Extracted data entries
__________

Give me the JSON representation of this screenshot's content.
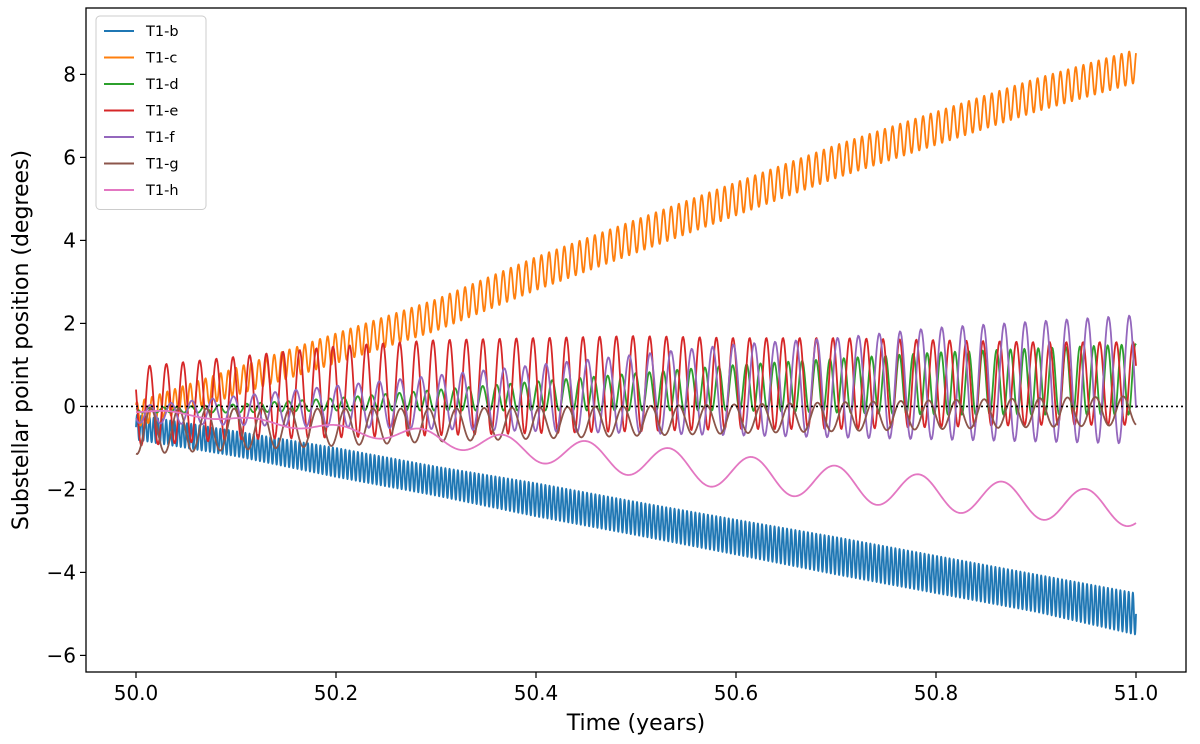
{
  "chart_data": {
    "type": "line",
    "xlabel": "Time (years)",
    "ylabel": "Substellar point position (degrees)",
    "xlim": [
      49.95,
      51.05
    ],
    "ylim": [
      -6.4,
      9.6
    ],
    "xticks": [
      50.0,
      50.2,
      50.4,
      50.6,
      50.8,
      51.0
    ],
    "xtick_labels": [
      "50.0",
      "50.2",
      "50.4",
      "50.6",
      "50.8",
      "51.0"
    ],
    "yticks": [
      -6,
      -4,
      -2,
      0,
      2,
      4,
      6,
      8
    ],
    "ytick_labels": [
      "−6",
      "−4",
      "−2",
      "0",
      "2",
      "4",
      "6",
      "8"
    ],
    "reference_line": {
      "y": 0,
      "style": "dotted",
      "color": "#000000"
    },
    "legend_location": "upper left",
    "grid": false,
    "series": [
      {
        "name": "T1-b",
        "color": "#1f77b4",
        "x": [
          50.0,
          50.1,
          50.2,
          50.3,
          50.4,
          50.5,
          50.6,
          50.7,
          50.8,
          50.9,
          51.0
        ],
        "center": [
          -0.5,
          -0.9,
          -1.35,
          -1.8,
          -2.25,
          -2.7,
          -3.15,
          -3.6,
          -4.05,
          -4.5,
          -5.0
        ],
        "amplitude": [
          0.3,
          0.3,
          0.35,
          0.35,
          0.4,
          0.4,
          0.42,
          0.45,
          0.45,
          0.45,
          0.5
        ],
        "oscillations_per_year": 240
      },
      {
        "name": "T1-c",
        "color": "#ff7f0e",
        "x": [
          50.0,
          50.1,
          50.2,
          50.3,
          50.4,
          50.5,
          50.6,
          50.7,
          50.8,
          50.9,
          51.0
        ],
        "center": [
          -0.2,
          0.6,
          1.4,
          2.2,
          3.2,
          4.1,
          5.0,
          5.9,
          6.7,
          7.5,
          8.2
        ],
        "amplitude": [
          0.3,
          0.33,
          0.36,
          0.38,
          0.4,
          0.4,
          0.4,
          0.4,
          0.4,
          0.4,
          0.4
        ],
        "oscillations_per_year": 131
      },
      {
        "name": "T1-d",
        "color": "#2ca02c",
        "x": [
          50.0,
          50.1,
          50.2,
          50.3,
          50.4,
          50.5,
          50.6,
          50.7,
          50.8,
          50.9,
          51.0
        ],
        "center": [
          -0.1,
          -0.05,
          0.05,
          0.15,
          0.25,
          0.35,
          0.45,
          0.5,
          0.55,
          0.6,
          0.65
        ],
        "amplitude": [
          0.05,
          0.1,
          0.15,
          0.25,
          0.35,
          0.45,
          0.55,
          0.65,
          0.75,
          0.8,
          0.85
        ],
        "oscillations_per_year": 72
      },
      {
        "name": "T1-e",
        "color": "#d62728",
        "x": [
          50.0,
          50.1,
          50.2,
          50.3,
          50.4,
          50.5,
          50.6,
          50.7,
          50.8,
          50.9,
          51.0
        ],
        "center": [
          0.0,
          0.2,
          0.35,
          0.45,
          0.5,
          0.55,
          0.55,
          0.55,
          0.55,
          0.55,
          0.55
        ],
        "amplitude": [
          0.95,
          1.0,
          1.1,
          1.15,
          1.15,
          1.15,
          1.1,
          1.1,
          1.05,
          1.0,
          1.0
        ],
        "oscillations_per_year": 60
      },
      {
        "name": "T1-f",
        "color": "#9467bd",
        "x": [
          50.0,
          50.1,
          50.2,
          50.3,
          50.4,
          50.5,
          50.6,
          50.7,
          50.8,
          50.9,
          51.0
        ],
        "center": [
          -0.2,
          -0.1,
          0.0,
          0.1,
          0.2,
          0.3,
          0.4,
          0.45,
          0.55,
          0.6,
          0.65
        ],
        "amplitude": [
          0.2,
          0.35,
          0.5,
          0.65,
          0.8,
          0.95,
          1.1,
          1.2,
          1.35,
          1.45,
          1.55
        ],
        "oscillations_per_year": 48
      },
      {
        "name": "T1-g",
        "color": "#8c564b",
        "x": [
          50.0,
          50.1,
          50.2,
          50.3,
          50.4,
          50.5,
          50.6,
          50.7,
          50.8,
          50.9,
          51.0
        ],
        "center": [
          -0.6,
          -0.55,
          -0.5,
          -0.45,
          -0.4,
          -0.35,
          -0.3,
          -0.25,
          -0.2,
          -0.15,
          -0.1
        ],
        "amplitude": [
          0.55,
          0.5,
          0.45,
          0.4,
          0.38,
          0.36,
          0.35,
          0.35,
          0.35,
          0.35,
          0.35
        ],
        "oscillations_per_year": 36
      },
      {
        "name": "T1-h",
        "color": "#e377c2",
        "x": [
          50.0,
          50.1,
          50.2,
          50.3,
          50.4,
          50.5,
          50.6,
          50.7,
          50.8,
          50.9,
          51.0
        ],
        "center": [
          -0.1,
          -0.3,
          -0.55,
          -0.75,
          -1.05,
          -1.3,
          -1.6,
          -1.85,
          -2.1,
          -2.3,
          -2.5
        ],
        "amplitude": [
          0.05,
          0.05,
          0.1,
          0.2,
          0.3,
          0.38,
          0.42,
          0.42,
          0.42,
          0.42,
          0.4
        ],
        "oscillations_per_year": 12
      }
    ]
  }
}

__________

### REQUEST
Omit the pictures and reproduce the listing exactly.

### EXERCISE RESULT
Give me the JSON representation of this screenshot's content.
{
  "chart_data": {
    "type": "line",
    "xlabel": "Time (years)",
    "ylabel": "Substellar point position (degrees)",
    "xlim": [
      49.95,
      51.05
    ],
    "ylim": [
      -6.4,
      9.6
    ],
    "xticks": [
      50.0,
      50.2,
      50.4,
      50.6,
      50.8,
      51.0
    ],
    "xtick_labels": [
      "50.0",
      "50.2",
      "50.4",
      "50.6",
      "50.8",
      "51.0"
    ],
    "yticks": [
      -6,
      -4,
      -2,
      0,
      2,
      4,
      6,
      8
    ],
    "ytick_labels": [
      "−6",
      "−4",
      "−2",
      "0",
      "2",
      "4",
      "6",
      "8"
    ],
    "reference_line": {
      "y": 0,
      "style": "dotted",
      "color": "#000000"
    },
    "legend_location": "upper left",
    "grid": false,
    "series": [
      {
        "name": "T1-b",
        "color": "#1f77b4",
        "x": [
          50.0,
          50.1,
          50.2,
          50.3,
          50.4,
          50.5,
          50.6,
          50.7,
          50.8,
          50.9,
          51.0
        ],
        "center": [
          -0.5,
          -0.9,
          -1.35,
          -1.8,
          -2.25,
          -2.7,
          -3.15,
          -3.6,
          -4.05,
          -4.5,
          -5.0
        ],
        "amplitude": [
          0.3,
          0.3,
          0.35,
          0.35,
          0.4,
          0.4,
          0.42,
          0.45,
          0.45,
          0.45,
          0.5
        ],
        "oscillations_per_year": 240
      },
      {
        "name": "T1-c",
        "color": "#ff7f0e",
        "x": [
          50.0,
          50.1,
          50.2,
          50.3,
          50.4,
          50.5,
          50.6,
          50.7,
          50.8,
          50.9,
          51.0
        ],
        "center": [
          -0.2,
          0.6,
          1.4,
          2.2,
          3.2,
          4.1,
          5.0,
          5.9,
          6.7,
          7.5,
          8.2
        ],
        "amplitude": [
          0.3,
          0.33,
          0.36,
          0.38,
          0.4,
          0.4,
          0.4,
          0.4,
          0.4,
          0.4,
          0.4
        ],
        "oscillations_per_year": 131
      },
      {
        "name": "T1-d",
        "color": "#2ca02c",
        "x": [
          50.0,
          50.1,
          50.2,
          50.3,
          50.4,
          50.5,
          50.6,
          50.7,
          50.8,
          50.9,
          51.0
        ],
        "center": [
          -0.1,
          -0.05,
          0.05,
          0.15,
          0.25,
          0.35,
          0.45,
          0.5,
          0.55,
          0.6,
          0.65
        ],
        "amplitude": [
          0.05,
          0.1,
          0.15,
          0.25,
          0.35,
          0.45,
          0.55,
          0.65,
          0.75,
          0.8,
          0.85
        ],
        "oscillations_per_year": 72
      },
      {
        "name": "T1-e",
        "color": "#d62728",
        "x": [
          50.0,
          50.1,
          50.2,
          50.3,
          50.4,
          50.5,
          50.6,
          50.7,
          50.8,
          50.9,
          51.0
        ],
        "center": [
          0.0,
          0.2,
          0.35,
          0.45,
          0.5,
          0.55,
          0.55,
          0.55,
          0.55,
          0.55,
          0.55
        ],
        "amplitude": [
          0.95,
          1.0,
          1.1,
          1.15,
          1.15,
          1.15,
          1.1,
          1.1,
          1.05,
          1.0,
          1.0
        ],
        "oscillations_per_year": 60
      },
      {
        "name": "T1-f",
        "color": "#9467bd",
        "x": [
          50.0,
          50.1,
          50.2,
          50.3,
          50.4,
          50.5,
          50.6,
          50.7,
          50.8,
          50.9,
          51.0
        ],
        "center": [
          -0.2,
          -0.1,
          0.0,
          0.1,
          0.2,
          0.3,
          0.4,
          0.45,
          0.55,
          0.6,
          0.65
        ],
        "amplitude": [
          0.2,
          0.35,
          0.5,
          0.65,
          0.8,
          0.95,
          1.1,
          1.2,
          1.35,
          1.45,
          1.55
        ],
        "oscillations_per_year": 48
      },
      {
        "name": "T1-g",
        "color": "#8c564b",
        "x": [
          50.0,
          50.1,
          50.2,
          50.3,
          50.4,
          50.5,
          50.6,
          50.7,
          50.8,
          50.9,
          51.0
        ],
        "center": [
          -0.6,
          -0.55,
          -0.5,
          -0.45,
          -0.4,
          -0.35,
          -0.3,
          -0.25,
          -0.2,
          -0.15,
          -0.1
        ],
        "amplitude": [
          0.55,
          0.5,
          0.45,
          0.4,
          0.38,
          0.36,
          0.35,
          0.35,
          0.35,
          0.35,
          0.35
        ],
        "oscillations_per_year": 36
      },
      {
        "name": "T1-h",
        "color": "#e377c2",
        "x": [
          50.0,
          50.1,
          50.2,
          50.3,
          50.4,
          50.5,
          50.6,
          50.7,
          50.8,
          50.9,
          51.0
        ],
        "center": [
          -0.1,
          -0.3,
          -0.55,
          -0.75,
          -1.05,
          -1.3,
          -1.6,
          -1.85,
          -2.1,
          -2.3,
          -2.5
        ],
        "amplitude": [
          0.05,
          0.05,
          0.1,
          0.2,
          0.3,
          0.38,
          0.42,
          0.42,
          0.42,
          0.42,
          0.4
        ],
        "oscillations_per_year": 12
      }
    ]
  }
}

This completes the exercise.